(Data entries for graphics)
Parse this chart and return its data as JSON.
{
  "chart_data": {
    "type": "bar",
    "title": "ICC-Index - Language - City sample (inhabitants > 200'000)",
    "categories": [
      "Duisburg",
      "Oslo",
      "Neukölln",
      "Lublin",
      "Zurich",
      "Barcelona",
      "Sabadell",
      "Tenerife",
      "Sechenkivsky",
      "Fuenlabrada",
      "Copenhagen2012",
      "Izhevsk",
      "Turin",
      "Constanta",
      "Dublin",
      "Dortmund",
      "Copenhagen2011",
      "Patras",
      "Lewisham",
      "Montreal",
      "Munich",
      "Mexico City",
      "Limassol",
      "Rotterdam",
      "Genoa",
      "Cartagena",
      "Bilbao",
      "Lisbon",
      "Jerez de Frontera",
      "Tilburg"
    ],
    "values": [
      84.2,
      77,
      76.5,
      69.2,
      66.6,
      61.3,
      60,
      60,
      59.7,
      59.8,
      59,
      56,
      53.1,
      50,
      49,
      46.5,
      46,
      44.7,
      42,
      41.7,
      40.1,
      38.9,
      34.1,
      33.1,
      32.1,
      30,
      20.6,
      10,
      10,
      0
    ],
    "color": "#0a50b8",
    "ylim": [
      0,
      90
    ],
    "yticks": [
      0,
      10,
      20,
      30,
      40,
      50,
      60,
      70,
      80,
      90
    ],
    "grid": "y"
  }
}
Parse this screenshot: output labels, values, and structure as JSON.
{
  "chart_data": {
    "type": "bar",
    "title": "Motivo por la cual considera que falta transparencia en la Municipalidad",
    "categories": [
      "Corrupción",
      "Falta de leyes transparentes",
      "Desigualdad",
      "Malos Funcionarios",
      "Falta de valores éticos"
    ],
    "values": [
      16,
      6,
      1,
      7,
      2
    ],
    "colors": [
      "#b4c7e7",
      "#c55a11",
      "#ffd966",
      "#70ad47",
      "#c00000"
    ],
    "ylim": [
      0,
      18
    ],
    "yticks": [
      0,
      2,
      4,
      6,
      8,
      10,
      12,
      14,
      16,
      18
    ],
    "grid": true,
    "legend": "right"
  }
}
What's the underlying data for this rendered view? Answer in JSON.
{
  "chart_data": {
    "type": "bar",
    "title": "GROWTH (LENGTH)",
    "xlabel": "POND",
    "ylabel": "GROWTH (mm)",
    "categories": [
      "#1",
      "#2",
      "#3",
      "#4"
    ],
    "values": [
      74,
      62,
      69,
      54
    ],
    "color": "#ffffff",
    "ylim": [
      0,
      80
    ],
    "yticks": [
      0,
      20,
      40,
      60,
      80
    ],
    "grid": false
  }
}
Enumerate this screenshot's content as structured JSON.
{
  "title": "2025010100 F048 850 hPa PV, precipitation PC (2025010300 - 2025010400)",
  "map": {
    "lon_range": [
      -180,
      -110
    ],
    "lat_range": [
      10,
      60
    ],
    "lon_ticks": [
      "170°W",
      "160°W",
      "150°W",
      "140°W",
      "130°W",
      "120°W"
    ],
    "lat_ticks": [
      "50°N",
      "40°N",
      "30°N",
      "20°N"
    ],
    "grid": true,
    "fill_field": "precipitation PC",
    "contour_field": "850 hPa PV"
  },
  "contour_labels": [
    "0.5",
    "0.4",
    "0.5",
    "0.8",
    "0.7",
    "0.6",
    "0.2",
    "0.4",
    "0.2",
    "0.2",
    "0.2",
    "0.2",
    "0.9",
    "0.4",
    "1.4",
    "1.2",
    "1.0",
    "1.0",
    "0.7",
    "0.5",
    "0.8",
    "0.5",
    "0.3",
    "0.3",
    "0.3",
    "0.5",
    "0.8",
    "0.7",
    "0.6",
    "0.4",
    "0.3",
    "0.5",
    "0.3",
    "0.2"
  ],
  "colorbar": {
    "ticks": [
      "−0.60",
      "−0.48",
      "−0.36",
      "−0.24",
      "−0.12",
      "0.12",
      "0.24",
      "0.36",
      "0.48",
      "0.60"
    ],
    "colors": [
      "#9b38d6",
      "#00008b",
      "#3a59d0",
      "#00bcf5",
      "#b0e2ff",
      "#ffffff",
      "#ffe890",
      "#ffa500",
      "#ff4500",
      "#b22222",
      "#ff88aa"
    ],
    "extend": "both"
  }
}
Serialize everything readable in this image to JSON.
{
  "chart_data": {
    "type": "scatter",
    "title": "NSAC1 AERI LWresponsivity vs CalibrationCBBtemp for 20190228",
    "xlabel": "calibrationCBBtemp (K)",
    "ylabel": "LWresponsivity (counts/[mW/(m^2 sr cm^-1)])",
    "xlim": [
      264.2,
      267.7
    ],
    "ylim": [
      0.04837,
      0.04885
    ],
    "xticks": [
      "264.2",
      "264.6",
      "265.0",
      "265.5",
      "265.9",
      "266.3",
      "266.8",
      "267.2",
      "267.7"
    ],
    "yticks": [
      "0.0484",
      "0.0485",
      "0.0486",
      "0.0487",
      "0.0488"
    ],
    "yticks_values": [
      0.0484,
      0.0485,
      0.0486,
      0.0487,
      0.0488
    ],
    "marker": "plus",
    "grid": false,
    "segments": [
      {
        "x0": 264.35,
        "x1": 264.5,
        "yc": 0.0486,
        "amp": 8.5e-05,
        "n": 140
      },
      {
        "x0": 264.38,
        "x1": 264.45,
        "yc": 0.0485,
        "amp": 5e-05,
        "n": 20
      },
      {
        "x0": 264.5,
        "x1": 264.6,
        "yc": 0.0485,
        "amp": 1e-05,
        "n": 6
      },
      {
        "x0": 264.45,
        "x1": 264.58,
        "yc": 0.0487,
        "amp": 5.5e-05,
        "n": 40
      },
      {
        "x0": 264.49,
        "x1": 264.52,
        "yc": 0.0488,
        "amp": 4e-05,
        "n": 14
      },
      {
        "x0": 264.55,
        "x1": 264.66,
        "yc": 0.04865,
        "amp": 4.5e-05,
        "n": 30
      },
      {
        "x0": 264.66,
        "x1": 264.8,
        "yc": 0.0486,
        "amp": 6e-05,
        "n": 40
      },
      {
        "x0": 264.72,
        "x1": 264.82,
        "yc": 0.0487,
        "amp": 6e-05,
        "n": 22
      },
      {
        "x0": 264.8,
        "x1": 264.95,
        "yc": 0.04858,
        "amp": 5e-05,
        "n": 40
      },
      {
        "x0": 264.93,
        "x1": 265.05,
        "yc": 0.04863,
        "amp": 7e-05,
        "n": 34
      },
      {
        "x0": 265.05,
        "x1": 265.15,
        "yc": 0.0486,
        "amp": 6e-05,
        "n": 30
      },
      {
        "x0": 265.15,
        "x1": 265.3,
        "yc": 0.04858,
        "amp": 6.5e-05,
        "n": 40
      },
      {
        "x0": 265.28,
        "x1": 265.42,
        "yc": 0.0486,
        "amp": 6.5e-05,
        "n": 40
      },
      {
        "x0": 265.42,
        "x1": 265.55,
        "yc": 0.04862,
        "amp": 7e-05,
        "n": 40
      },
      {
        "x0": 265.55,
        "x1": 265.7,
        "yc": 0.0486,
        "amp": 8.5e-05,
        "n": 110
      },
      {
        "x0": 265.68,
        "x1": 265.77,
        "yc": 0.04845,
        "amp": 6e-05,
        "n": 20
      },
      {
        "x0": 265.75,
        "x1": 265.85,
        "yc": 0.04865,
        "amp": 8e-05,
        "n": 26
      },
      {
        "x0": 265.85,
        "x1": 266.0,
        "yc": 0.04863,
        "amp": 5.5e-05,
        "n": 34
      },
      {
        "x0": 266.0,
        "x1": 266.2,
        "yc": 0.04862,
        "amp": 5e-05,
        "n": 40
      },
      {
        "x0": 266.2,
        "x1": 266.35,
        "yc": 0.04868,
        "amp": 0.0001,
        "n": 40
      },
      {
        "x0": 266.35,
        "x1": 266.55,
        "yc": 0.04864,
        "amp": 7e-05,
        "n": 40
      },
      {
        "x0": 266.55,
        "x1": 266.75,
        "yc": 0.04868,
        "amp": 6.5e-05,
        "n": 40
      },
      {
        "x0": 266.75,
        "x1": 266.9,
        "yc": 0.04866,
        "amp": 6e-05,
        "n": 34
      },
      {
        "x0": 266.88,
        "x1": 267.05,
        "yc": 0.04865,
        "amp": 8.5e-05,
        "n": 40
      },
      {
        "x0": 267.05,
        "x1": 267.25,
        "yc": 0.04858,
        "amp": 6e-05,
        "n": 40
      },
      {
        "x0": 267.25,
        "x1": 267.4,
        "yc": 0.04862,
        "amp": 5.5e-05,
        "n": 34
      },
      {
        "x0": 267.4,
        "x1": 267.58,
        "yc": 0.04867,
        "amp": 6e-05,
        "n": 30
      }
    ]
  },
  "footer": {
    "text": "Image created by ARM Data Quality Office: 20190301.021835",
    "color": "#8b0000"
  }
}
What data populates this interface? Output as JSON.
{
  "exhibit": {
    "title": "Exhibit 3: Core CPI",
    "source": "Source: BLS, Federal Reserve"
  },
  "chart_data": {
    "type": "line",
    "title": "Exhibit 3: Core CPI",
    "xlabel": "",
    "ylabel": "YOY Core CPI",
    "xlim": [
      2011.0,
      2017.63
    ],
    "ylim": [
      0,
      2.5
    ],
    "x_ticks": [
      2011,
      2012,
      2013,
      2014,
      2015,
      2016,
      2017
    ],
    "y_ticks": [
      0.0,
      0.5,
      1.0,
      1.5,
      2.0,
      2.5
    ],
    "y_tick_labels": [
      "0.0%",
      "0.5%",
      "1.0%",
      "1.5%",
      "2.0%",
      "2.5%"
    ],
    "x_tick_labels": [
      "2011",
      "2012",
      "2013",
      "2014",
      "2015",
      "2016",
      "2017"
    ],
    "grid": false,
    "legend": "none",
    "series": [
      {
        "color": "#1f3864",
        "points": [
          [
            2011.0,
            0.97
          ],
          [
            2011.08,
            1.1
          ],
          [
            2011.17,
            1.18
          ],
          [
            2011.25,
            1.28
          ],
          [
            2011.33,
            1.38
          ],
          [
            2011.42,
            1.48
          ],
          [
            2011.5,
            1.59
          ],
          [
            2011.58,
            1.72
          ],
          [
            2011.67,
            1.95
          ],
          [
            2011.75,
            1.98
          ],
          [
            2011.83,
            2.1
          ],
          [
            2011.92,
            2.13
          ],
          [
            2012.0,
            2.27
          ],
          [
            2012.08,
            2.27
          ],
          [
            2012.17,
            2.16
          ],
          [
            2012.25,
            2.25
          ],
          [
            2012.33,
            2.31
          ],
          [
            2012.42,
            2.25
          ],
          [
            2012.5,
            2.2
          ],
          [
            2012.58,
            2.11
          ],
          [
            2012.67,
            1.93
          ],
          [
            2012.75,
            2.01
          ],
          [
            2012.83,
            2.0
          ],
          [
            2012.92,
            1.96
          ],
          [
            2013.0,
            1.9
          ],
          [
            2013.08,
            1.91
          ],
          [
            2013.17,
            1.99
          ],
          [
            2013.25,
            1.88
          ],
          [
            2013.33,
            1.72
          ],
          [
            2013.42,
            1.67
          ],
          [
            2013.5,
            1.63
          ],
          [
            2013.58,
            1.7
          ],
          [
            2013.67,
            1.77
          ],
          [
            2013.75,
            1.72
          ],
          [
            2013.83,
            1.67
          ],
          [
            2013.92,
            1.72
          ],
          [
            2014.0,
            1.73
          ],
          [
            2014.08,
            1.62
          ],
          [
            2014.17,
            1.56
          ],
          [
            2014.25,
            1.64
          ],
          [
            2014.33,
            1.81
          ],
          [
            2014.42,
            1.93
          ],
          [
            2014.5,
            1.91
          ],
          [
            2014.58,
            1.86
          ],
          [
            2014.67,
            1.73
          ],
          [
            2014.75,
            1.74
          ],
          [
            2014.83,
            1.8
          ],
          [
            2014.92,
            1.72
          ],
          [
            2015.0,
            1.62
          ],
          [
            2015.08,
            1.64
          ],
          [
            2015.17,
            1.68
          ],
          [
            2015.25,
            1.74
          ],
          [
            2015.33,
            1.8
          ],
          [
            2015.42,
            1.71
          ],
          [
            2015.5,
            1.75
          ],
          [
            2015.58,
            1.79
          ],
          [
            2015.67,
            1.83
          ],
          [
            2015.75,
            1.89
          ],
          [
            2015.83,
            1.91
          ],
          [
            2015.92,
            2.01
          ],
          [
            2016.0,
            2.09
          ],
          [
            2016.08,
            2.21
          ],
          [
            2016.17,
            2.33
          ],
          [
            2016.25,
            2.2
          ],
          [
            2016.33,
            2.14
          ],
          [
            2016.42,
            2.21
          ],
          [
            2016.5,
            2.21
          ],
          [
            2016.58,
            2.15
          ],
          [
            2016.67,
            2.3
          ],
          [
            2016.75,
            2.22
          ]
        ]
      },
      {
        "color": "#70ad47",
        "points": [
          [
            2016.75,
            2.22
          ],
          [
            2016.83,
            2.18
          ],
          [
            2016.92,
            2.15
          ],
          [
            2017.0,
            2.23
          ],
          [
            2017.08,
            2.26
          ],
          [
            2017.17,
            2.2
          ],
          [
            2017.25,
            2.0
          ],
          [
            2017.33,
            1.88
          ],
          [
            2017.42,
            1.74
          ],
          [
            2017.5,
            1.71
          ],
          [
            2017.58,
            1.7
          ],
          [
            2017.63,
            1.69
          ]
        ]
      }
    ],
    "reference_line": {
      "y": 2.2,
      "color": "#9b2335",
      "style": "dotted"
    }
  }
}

The exercise =>
Report how many lines of the listing hold the word "GROWTH", with nothing but the number.

Answer to the problem =>
2